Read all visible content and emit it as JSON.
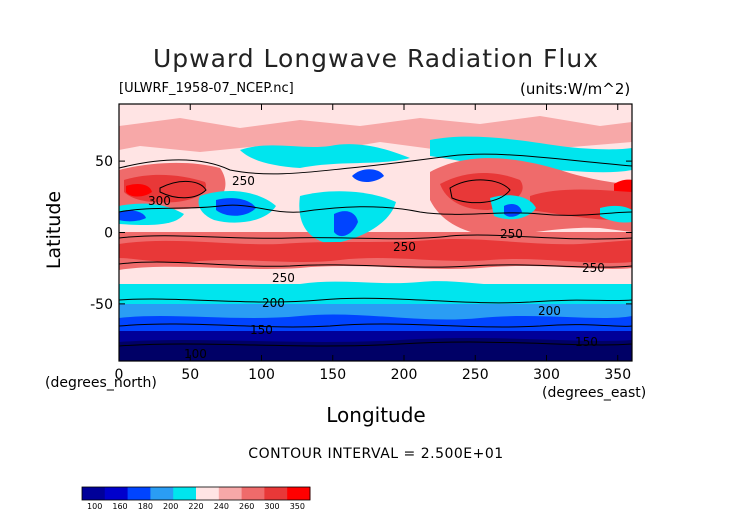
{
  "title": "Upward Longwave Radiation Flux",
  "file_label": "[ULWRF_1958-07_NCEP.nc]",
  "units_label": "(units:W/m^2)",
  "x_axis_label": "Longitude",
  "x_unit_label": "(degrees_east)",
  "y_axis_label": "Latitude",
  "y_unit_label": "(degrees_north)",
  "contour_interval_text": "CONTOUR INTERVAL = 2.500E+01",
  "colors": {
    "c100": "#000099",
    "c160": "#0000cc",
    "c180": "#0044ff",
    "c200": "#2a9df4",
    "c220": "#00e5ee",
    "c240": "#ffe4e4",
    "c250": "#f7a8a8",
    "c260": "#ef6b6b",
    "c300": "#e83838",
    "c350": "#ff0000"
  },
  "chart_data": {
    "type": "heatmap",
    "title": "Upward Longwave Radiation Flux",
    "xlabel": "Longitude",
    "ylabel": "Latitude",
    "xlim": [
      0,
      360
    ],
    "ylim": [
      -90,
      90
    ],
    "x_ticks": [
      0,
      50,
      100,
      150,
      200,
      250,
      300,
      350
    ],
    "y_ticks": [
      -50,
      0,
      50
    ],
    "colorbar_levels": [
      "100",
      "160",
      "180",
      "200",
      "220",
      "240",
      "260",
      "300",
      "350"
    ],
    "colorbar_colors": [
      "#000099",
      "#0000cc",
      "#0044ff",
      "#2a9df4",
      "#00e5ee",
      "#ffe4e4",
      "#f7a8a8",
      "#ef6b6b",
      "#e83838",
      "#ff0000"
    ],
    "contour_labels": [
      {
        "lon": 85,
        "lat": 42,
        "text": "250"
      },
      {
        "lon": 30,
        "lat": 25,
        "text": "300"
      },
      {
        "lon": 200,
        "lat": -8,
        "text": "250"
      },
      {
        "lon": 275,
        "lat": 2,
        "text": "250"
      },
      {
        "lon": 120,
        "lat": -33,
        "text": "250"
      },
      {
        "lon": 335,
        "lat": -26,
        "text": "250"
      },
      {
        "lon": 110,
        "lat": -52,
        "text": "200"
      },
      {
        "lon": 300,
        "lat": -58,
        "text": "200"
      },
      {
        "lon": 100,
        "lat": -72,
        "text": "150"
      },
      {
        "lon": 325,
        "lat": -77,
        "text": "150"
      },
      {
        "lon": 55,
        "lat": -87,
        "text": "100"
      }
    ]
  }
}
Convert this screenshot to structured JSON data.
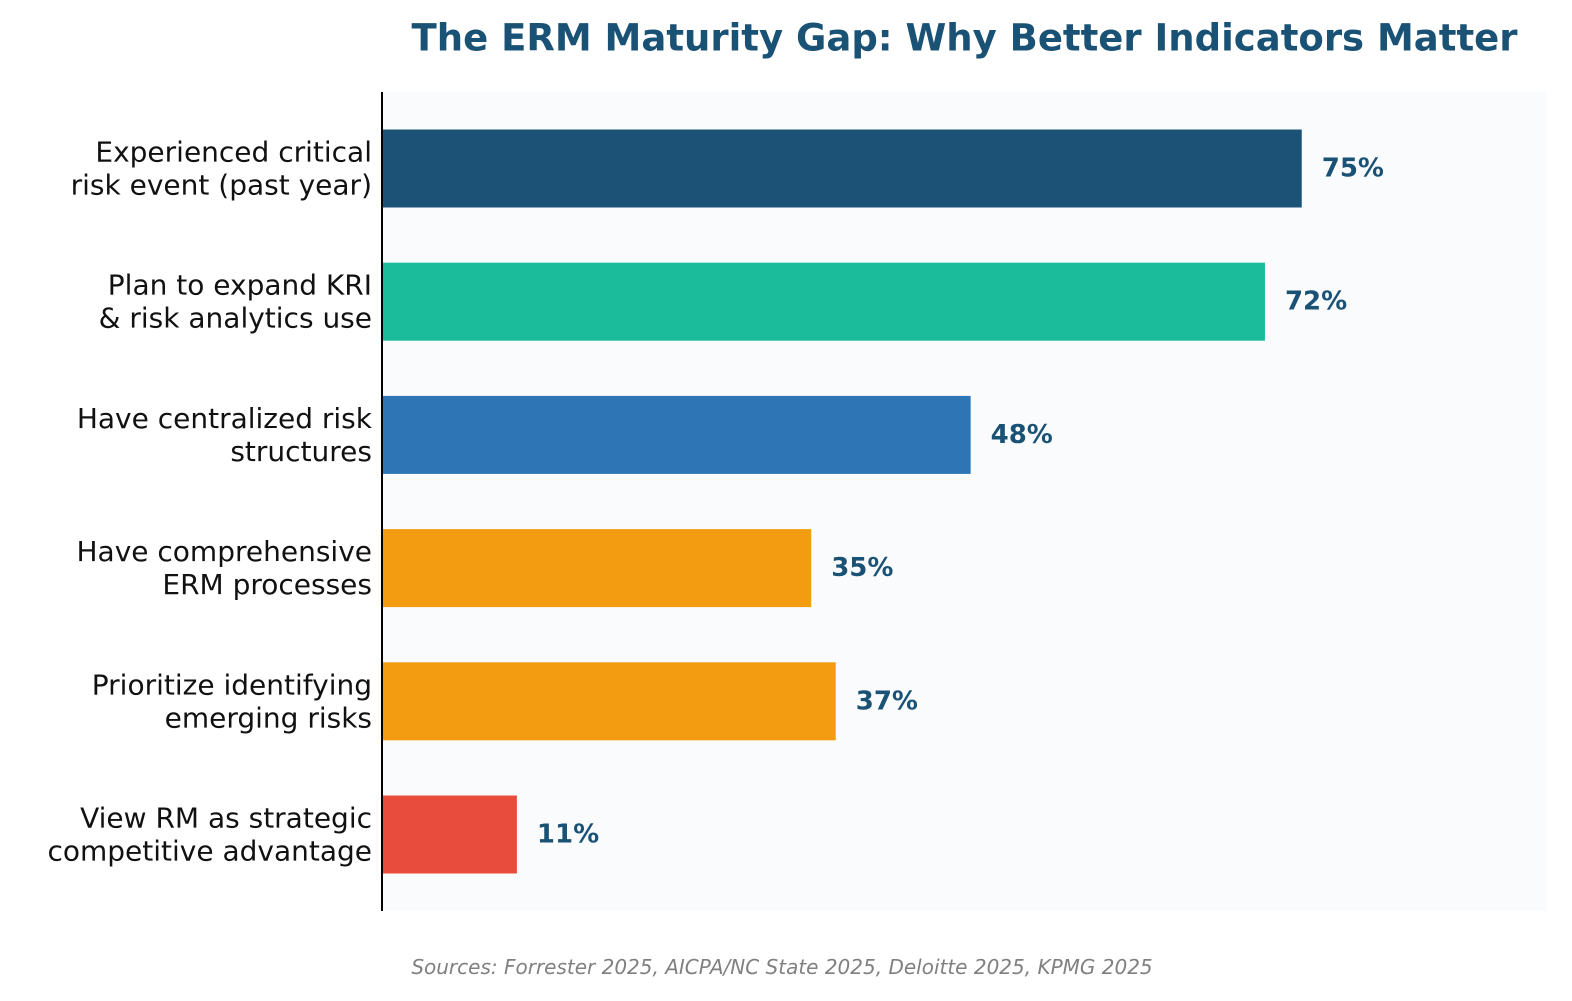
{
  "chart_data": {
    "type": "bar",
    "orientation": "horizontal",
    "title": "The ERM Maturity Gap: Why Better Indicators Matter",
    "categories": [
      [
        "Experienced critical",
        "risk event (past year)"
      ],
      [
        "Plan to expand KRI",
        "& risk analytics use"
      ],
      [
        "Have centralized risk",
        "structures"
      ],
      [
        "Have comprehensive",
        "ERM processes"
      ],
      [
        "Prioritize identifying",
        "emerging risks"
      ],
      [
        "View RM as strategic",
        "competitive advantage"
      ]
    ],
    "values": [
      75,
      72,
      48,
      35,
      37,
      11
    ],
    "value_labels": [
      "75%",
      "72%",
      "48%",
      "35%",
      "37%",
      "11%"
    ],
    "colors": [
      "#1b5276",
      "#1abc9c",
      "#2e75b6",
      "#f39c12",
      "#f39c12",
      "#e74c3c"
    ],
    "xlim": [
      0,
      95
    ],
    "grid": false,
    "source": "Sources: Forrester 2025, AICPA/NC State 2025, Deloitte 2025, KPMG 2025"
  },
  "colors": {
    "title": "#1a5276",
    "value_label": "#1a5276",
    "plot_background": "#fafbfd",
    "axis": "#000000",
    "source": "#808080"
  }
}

_Directive:_ Transcribe all of the material exactly, leaving out whatever pictures it contains.

_Full answer:_
Read all visible content and emit it as JSON.
{
  "title": "Upward Longwave Radiation Flux",
  "file_label": "[ULWRF_1958-07_NCEP.nc]",
  "units_label": "(units:W/m^2)",
  "x_axis_label": "Longitude",
  "x_unit_label": "(degrees_east)",
  "y_axis_label": "Latitude",
  "y_unit_label": "(degrees_north)",
  "contour_interval_text": "CONTOUR INTERVAL = 2.500E+01",
  "colors": {
    "c100": "#000099",
    "c160": "#0000cc",
    "c180": "#0044ff",
    "c200": "#2a9df4",
    "c220": "#00e5ee",
    "c240": "#ffe4e4",
    "c250": "#f7a8a8",
    "c260": "#ef6b6b",
    "c300": "#e83838",
    "c350": "#ff0000"
  },
  "chart_data": {
    "type": "heatmap",
    "title": "Upward Longwave Radiation Flux",
    "xlabel": "Longitude",
    "ylabel": "Latitude",
    "xlim": [
      0,
      360
    ],
    "ylim": [
      -90,
      90
    ],
    "x_ticks": [
      0,
      50,
      100,
      150,
      200,
      250,
      300,
      350
    ],
    "y_ticks": [
      -50,
      0,
      50
    ],
    "colorbar_levels": [
      "100",
      "160",
      "180",
      "200",
      "220",
      "240",
      "260",
      "300",
      "350"
    ],
    "colorbar_colors": [
      "#000099",
      "#0000cc",
      "#0044ff",
      "#2a9df4",
      "#00e5ee",
      "#ffe4e4",
      "#f7a8a8",
      "#ef6b6b",
      "#e83838",
      "#ff0000"
    ],
    "contour_labels": [
      {
        "lon": 85,
        "lat": 42,
        "text": "250"
      },
      {
        "lon": 30,
        "lat": 25,
        "text": "300"
      },
      {
        "lon": 200,
        "lat": -8,
        "text": "250"
      },
      {
        "lon": 275,
        "lat": 2,
        "text": "250"
      },
      {
        "lon": 120,
        "lat": -33,
        "text": "250"
      },
      {
        "lon": 335,
        "lat": -26,
        "text": "250"
      },
      {
        "lon": 110,
        "lat": -52,
        "text": "200"
      },
      {
        "lon": 300,
        "lat": -58,
        "text": "200"
      },
      {
        "lon": 100,
        "lat": -72,
        "text": "150"
      },
      {
        "lon": 325,
        "lat": -77,
        "text": "150"
      },
      {
        "lon": 55,
        "lat": -87,
        "text": "100"
      }
    ]
  }
}
Convert this screenshot to structured JSON data.
{
  "chart_data": {
    "type": "bar",
    "orientation": "horizontal",
    "title": "The ERM Maturity Gap: Why Better Indicators Matter",
    "categories": [
      [
        "Experienced critical",
        "risk event (past year)"
      ],
      [
        "Plan to expand KRI",
        "& risk analytics use"
      ],
      [
        "Have centralized risk",
        "structures"
      ],
      [
        "Have comprehensive",
        "ERM processes"
      ],
      [
        "Prioritize identifying",
        "emerging risks"
      ],
      [
        "View RM as strategic",
        "competitive advantage"
      ]
    ],
    "values": [
      75,
      72,
      48,
      35,
      37,
      11
    ],
    "value_labels": [
      "75%",
      "72%",
      "48%",
      "35%",
      "37%",
      "11%"
    ],
    "colors": [
      "#1b5276",
      "#1abc9c",
      "#2e75b6",
      "#f39c12",
      "#f39c12",
      "#e74c3c"
    ],
    "xlim": [
      0,
      95
    ],
    "grid": false,
    "source": "Sources: Forrester 2025, AICPA/NC State 2025, Deloitte 2025, KPMG 2025"
  },
  "colors": {
    "title": "#1a5276",
    "value_label": "#1a5276",
    "plot_background": "#fafbfd",
    "axis": "#000000",
    "source": "#808080"
  }
}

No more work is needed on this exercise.